▶ _Required task_:
Repeat the material below exactly, with no pictures.

-*-

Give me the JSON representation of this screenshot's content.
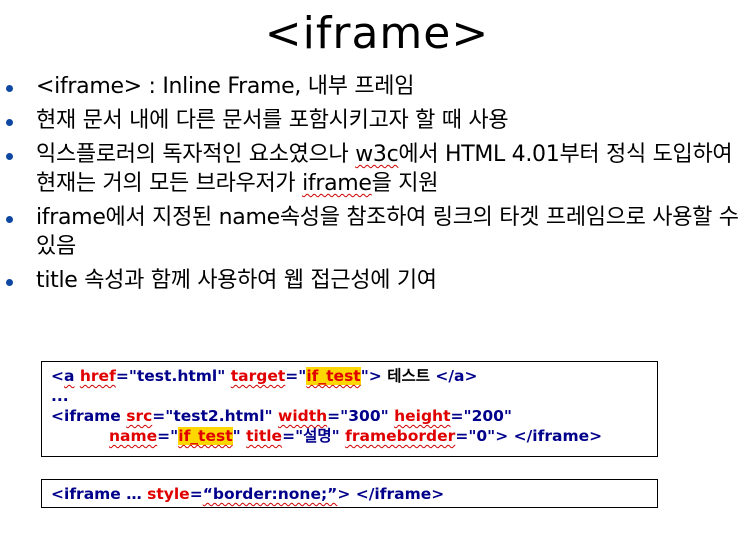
{
  "slide": {
    "title": "<iframe>",
    "bullets": [
      {
        "parts": [
          "<iframe> : Inline Frame, 내부 프레임"
        ]
      },
      {
        "parts": [
          "현재 문서 내에 다른 문서를 포함시키고자 할 때 사용"
        ]
      },
      {
        "parts": [
          "익스플로러의 독자적인 요소였으나 ",
          "w3c",
          "에서 HTML 4.01부터 정식 도입하여 현재는 거의 모든 브라우저가 ",
          "iframe",
          "을 지원"
        ]
      },
      {
        "parts": [
          "iframe에서 지정된 name속성을 참조하여 링크의 타겟 프레임으로 사용할 수 있음"
        ]
      },
      {
        "parts": [
          "title 속성과 함께 사용하여 웹 접근성에 기여"
        ]
      }
    ]
  },
  "code_box_1": {
    "line1": {
      "lt": "<",
      "tag": "a",
      "attr1": "href",
      "eq1": "=",
      "val1": "\"test.html\"",
      "attr2": "target",
      "eq2": "=",
      "q_open": "\"",
      "val2": "if_test",
      "q_close": "\"",
      "gt": ">",
      "text": " 테스트 ",
      "close": "</a>"
    },
    "line2": "...",
    "line3": {
      "lt": "<",
      "tag": "iframe",
      "attr1": "src",
      "eq1": "=",
      "val1": "\"test2.html\"",
      "attr2": "width",
      "eq2": "=",
      "val2": "\"300\"",
      "attr3": "height",
      "eq3": "=",
      "val3": "\"200\""
    },
    "line4": {
      "attr1": "name",
      "eq1": "=",
      "q_open": "\"",
      "val1": "if_test",
      "q_close": "\"",
      "attr2": "title",
      "eq2": "=",
      "val2": "\"설명\"",
      "attr3": "frameborder",
      "eq3": "=",
      "val3": "\"0\"",
      "gt": ">",
      "close": "</iframe>"
    }
  },
  "code_box_2": {
    "lt": "<",
    "tag": "iframe",
    "dots": " … ",
    "attr": "style",
    "eq": "=",
    "val": "“border:none;”",
    "gt": ">",
    "close": "</iframe>"
  },
  "colors": {
    "tag": "#00008b",
    "attribute": "#e00000",
    "highlight": "#ffd700",
    "bullet": "#0d47a1"
  }
}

-*-

▶ _Result of this task_:
Give me the JSON representation of this screenshot's content.
{
  "slide": {
    "title": "<iframe>",
    "bullets": [
      {
        "parts": [
          "<iframe> : Inline Frame, 내부 프레임"
        ]
      },
      {
        "parts": [
          "현재 문서 내에 다른 문서를 포함시키고자 할 때 사용"
        ]
      },
      {
        "parts": [
          "익스플로러의 독자적인 요소였으나 ",
          "w3c",
          "에서 HTML 4.01부터 정식 도입하여 현재는 거의 모든 브라우저가 ",
          "iframe",
          "을 지원"
        ]
      },
      {
        "parts": [
          "iframe에서 지정된 name속성을 참조하여 링크의 타겟 프레임으로 사용할 수 있음"
        ]
      },
      {
        "parts": [
          "title 속성과 함께 사용하여 웹 접근성에 기여"
        ]
      }
    ]
  },
  "code_box_1": {
    "line1": {
      "lt": "<",
      "tag": "a",
      "attr1": "href",
      "eq1": "=",
      "val1": "\"test.html\"",
      "attr2": "target",
      "eq2": "=",
      "q_open": "\"",
      "val2": "if_test",
      "q_close": "\"",
      "gt": ">",
      "text": " 테스트 ",
      "close": "</a>"
    },
    "line2": "...",
    "line3": {
      "lt": "<",
      "tag": "iframe",
      "attr1": "src",
      "eq1": "=",
      "val1": "\"test2.html\"",
      "attr2": "width",
      "eq2": "=",
      "val2": "\"300\"",
      "attr3": "height",
      "eq3": "=",
      "val3": "\"200\""
    },
    "line4": {
      "attr1": "name",
      "eq1": "=",
      "q_open": "\"",
      "val1": "if_test",
      "q_close": "\"",
      "attr2": "title",
      "eq2": "=",
      "val2": "\"설명\"",
      "attr3": "frameborder",
      "eq3": "=",
      "val3": "\"0\"",
      "gt": ">",
      "close": "</iframe>"
    }
  },
  "code_box_2": {
    "lt": "<",
    "tag": "iframe",
    "dots": " … ",
    "attr": "style",
    "eq": "=",
    "val": "“border:none;”",
    "gt": ">",
    "close": "</iframe>"
  },
  "colors": {
    "tag": "#00008b",
    "attribute": "#e00000",
    "highlight": "#ffd700",
    "bullet": "#0d47a1"
  }
}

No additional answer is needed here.